| Direction |
Gather all lines in the records below that include the word "icon".

--- Begin Records provided ---

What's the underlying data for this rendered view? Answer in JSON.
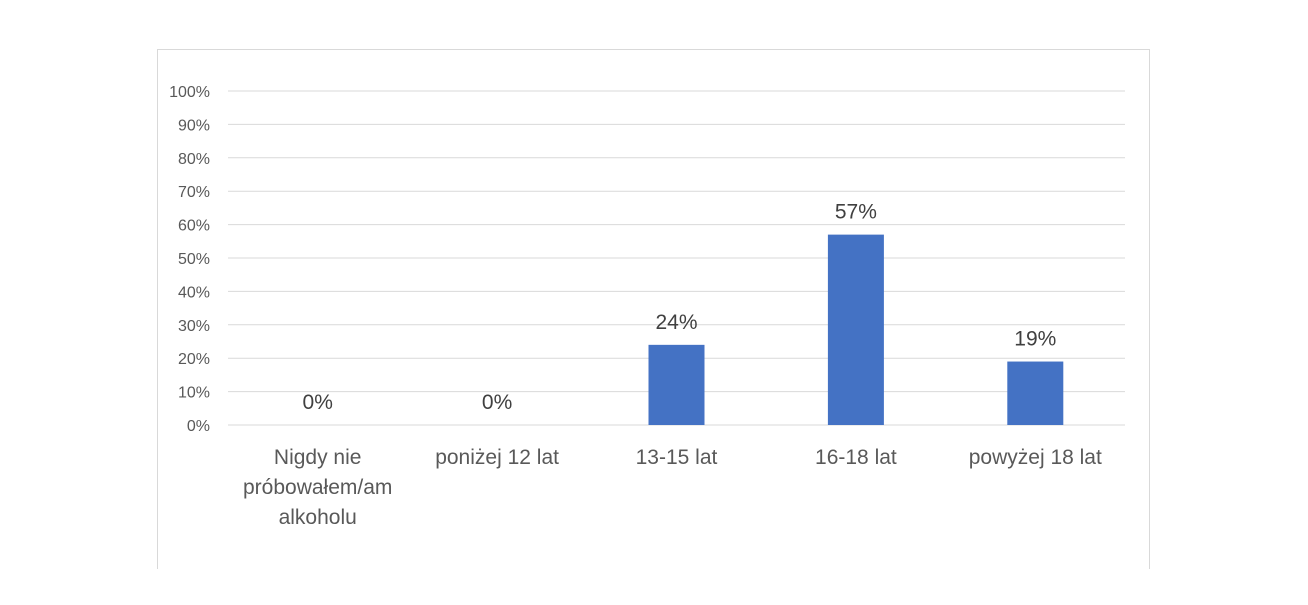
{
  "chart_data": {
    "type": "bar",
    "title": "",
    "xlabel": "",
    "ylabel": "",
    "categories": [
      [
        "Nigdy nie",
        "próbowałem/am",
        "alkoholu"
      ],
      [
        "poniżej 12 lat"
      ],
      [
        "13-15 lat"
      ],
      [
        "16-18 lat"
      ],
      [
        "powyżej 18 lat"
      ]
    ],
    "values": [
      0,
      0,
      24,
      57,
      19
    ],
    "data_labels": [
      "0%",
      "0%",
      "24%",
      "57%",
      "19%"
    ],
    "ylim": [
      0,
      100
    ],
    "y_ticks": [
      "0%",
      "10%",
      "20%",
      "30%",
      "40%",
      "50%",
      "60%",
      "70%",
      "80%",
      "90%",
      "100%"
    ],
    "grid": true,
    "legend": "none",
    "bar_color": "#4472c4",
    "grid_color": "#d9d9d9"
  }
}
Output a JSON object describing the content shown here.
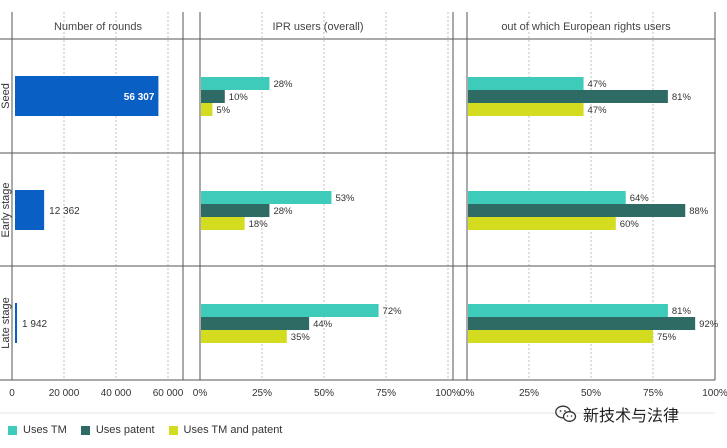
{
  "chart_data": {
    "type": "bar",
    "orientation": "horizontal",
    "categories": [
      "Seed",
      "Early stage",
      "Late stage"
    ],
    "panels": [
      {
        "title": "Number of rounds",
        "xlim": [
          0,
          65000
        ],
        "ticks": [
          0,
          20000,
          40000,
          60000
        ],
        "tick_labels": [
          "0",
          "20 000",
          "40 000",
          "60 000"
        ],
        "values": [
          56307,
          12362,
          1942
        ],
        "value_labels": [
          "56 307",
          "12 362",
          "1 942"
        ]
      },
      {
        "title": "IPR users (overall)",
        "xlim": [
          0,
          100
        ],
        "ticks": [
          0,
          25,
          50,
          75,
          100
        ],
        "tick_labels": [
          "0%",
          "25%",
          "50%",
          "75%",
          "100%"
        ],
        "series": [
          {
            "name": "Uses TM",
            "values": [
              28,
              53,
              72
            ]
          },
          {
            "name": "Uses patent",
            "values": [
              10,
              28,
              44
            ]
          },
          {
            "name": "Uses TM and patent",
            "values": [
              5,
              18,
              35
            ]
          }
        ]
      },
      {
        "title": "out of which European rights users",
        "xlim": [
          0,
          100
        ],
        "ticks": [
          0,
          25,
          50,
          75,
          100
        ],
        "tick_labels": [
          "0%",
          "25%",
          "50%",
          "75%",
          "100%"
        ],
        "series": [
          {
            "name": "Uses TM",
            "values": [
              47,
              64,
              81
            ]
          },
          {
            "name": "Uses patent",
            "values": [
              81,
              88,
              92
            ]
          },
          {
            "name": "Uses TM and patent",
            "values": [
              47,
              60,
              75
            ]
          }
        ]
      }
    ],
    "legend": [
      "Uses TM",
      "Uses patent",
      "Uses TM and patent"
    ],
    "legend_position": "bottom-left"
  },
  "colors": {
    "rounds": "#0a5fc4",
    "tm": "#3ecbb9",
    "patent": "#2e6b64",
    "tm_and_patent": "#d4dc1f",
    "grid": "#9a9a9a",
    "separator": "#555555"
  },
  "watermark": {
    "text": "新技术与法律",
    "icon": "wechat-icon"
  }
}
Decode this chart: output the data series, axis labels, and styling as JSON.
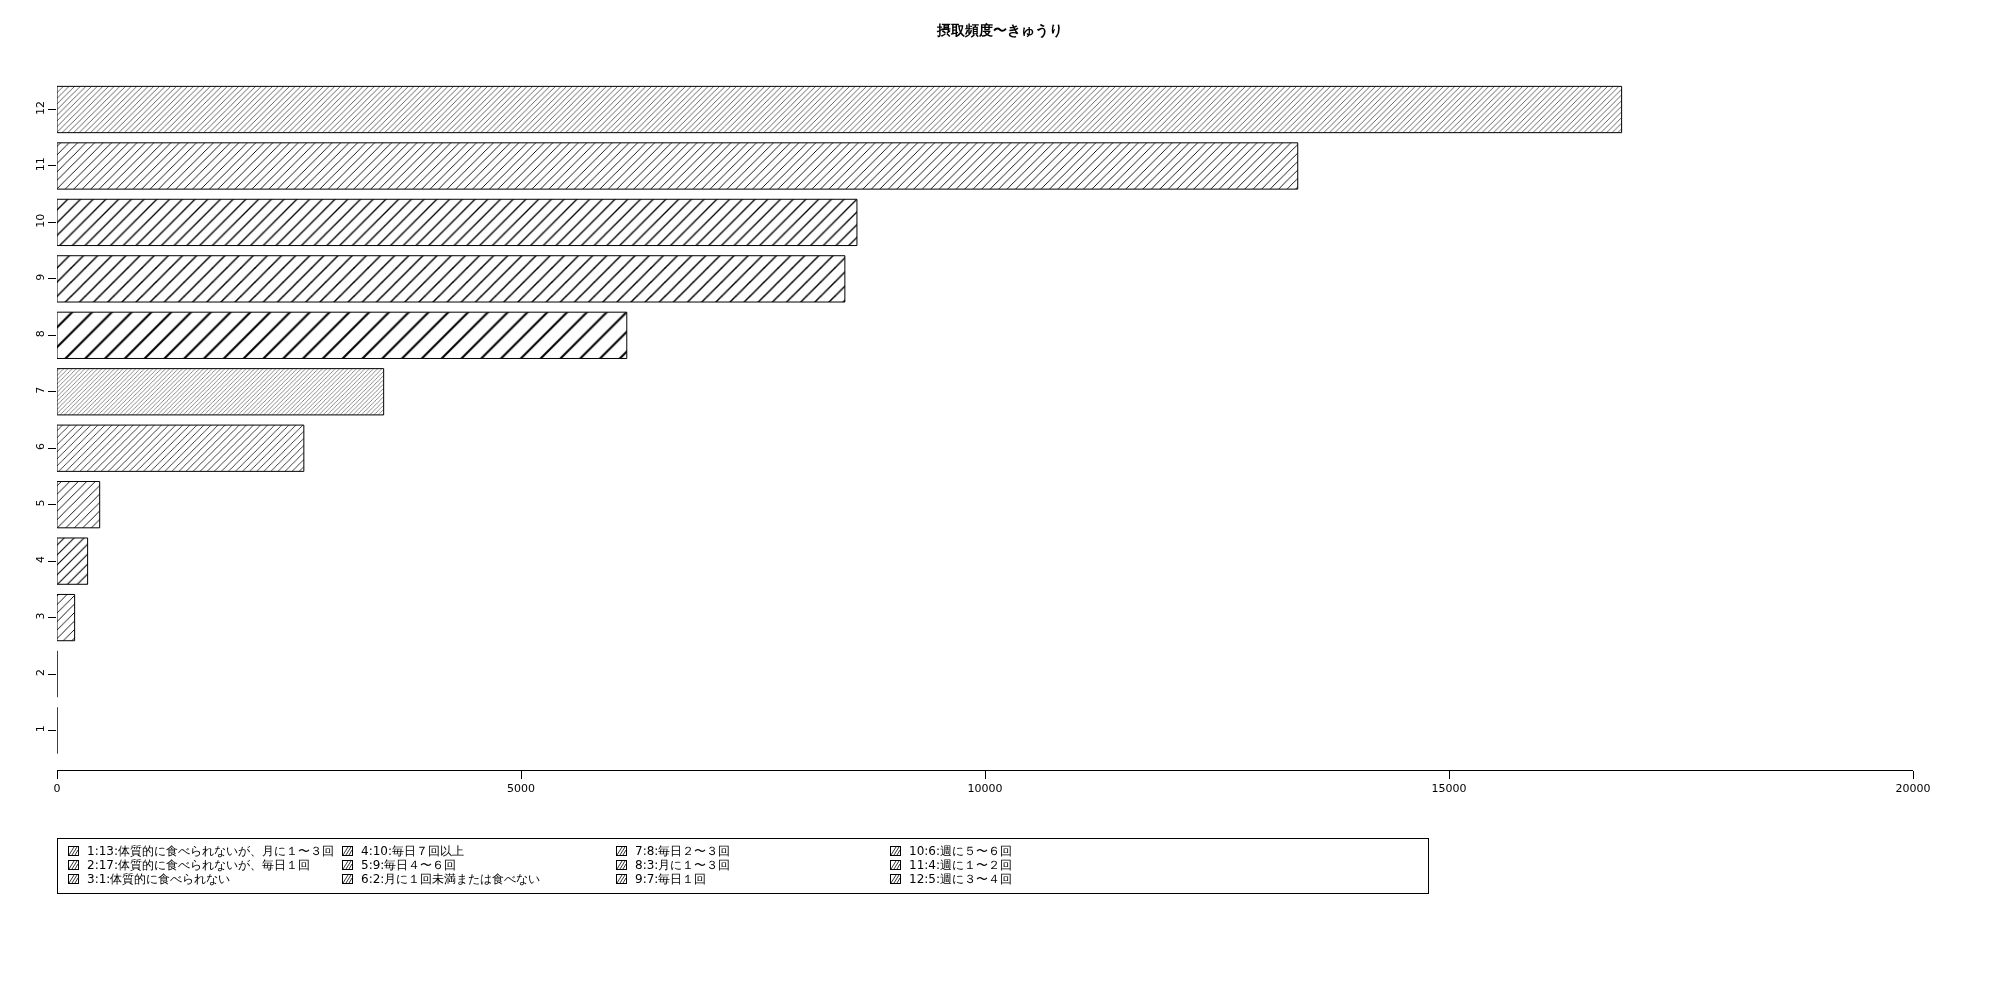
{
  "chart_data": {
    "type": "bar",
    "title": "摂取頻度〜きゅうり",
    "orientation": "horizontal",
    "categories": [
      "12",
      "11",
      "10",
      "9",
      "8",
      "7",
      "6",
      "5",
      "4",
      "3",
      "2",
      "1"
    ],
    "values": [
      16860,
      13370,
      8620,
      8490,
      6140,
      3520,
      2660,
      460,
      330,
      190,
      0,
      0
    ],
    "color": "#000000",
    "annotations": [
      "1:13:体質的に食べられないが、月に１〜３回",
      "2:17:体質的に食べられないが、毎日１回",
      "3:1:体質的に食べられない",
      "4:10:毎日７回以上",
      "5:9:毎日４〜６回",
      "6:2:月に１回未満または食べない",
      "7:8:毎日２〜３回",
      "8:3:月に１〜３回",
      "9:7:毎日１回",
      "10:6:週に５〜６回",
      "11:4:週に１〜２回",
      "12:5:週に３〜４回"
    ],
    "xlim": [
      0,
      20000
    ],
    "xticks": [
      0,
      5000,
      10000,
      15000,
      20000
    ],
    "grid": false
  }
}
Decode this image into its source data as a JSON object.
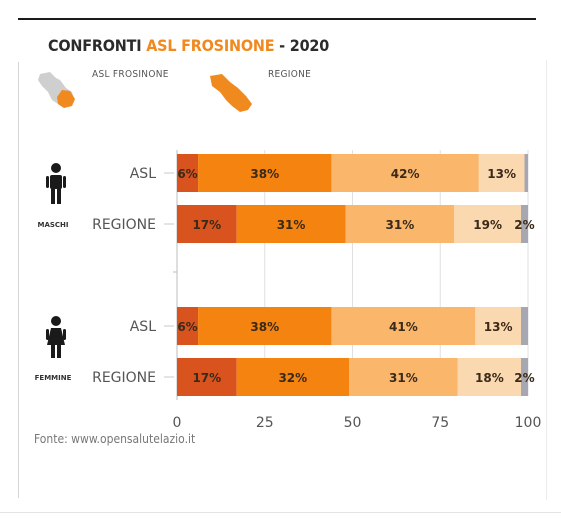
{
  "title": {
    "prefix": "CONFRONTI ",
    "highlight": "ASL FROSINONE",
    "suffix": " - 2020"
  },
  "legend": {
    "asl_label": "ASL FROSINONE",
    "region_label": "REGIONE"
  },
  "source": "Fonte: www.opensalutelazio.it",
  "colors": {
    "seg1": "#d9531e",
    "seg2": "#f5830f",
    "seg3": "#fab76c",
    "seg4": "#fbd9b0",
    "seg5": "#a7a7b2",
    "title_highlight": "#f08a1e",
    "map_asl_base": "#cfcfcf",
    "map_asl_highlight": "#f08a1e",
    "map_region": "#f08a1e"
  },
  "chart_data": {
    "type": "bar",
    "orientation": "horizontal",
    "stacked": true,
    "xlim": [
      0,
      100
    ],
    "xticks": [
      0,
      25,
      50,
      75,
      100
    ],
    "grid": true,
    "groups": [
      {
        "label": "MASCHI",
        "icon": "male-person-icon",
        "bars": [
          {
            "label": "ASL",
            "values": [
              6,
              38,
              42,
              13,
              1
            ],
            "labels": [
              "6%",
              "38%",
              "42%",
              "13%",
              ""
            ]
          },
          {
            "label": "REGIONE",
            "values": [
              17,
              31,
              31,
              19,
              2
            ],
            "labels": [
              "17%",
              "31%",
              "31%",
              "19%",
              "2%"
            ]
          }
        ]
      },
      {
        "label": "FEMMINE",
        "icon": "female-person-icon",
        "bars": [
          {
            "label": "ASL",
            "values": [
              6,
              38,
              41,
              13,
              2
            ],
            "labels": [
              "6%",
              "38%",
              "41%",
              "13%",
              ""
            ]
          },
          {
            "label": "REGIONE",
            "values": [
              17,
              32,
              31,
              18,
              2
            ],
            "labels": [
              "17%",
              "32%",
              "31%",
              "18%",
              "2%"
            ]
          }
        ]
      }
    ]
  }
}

--- End Records provided ---

| Reply |
    "icon": "wechat-icon"
        "icon": "male-person-icon",
        "icon": "female-person-icon",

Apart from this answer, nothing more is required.